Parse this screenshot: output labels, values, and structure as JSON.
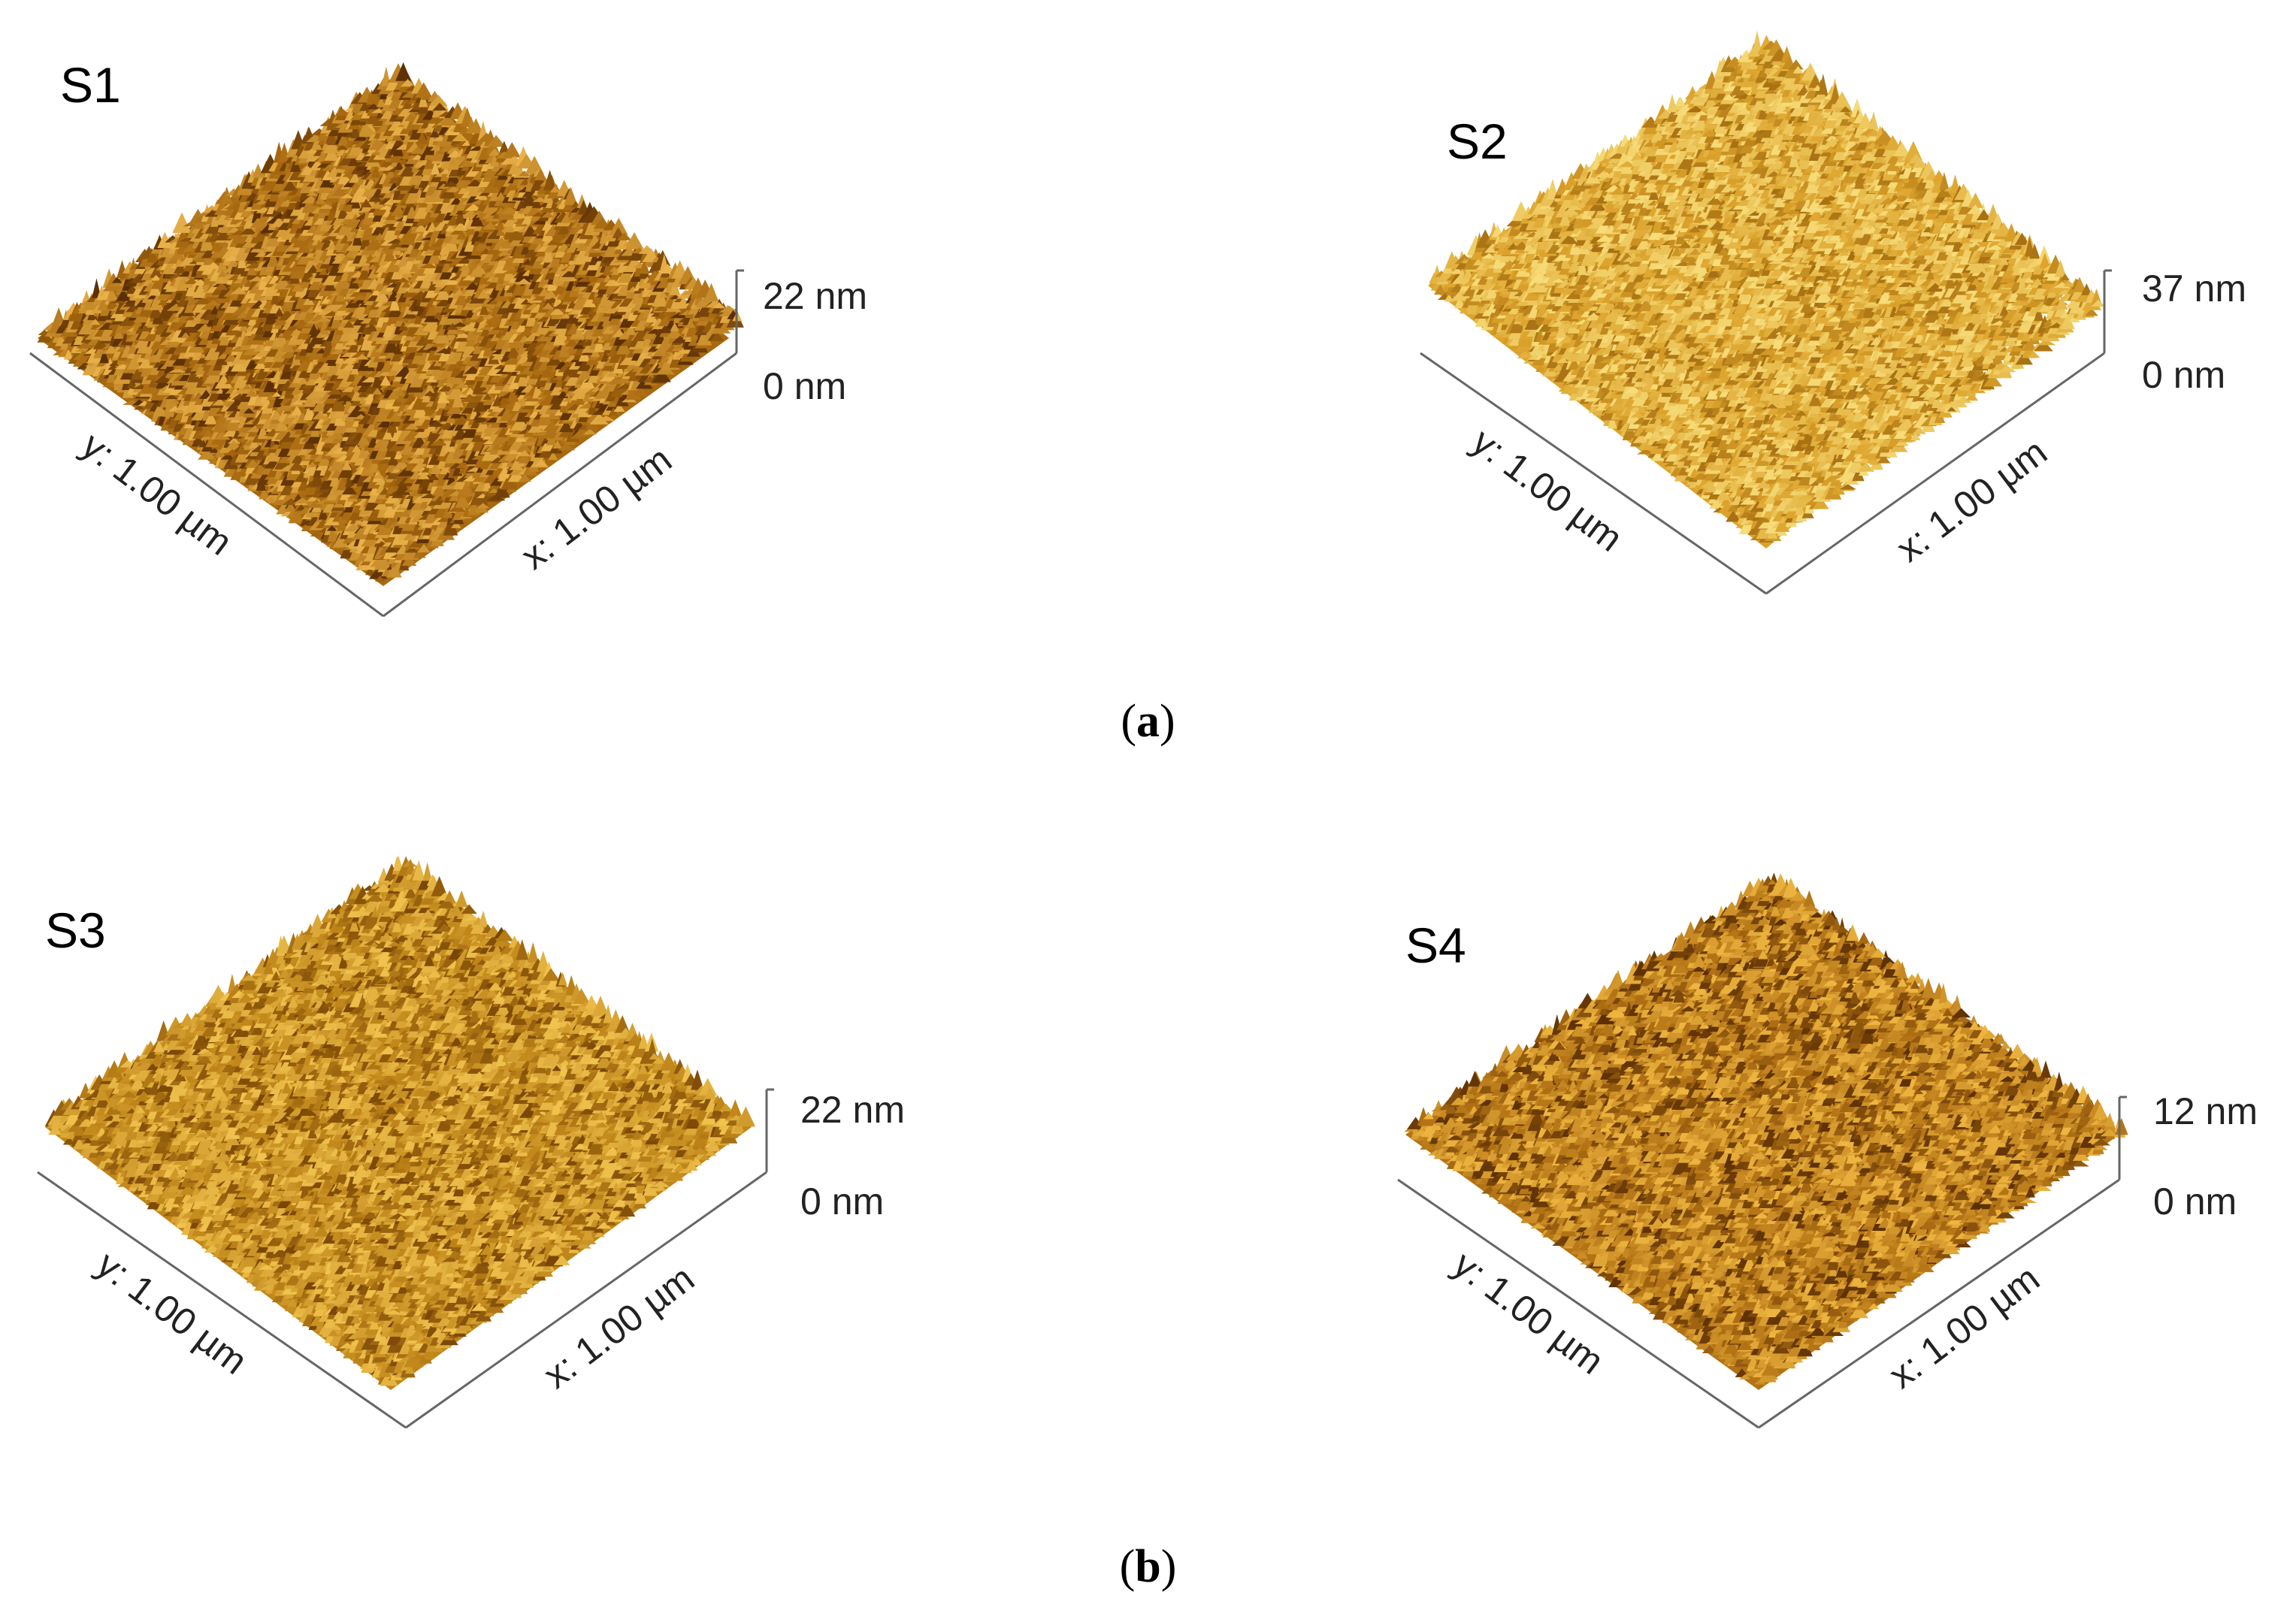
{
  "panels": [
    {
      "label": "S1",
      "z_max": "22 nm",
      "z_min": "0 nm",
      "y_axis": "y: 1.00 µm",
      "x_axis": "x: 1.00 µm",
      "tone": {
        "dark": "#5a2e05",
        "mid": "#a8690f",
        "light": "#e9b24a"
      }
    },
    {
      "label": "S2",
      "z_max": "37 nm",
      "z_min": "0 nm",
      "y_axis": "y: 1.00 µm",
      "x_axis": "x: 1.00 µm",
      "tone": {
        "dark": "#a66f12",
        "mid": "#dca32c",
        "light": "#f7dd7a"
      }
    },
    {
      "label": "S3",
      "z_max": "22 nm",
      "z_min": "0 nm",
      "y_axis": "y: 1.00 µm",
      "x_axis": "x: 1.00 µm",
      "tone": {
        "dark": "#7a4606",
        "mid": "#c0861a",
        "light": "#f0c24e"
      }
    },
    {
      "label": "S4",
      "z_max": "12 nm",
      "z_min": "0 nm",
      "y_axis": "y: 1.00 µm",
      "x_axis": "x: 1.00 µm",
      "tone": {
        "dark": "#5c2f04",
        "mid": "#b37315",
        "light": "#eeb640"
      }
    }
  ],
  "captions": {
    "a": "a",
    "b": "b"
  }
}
---
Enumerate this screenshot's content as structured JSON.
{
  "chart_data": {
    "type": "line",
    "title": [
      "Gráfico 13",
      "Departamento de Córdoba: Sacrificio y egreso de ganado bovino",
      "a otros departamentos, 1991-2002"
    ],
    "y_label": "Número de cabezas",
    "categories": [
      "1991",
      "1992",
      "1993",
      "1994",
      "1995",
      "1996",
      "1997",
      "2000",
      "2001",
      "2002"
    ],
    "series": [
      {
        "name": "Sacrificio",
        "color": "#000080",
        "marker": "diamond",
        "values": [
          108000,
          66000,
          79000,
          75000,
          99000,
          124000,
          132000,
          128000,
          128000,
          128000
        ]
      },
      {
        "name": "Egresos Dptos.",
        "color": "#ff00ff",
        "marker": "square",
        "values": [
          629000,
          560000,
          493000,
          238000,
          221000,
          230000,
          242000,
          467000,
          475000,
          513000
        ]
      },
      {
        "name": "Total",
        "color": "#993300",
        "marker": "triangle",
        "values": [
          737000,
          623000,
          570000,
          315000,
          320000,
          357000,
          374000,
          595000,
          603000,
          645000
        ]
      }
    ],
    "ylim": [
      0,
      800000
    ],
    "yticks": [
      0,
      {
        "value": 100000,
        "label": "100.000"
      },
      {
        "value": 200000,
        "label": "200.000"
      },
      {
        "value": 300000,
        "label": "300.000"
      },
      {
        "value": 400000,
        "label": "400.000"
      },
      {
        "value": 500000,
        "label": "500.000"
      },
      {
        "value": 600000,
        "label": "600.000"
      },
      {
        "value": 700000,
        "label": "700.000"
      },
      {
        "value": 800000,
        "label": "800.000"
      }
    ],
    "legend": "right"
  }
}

*EXERCISE DESCRIPTION*: Scan the material line by line and report each one that contains "marker".

*PROBLEM SOLUTION*:
        "marker": "diamond",
        "marker": "square",
        "marker": "triangle",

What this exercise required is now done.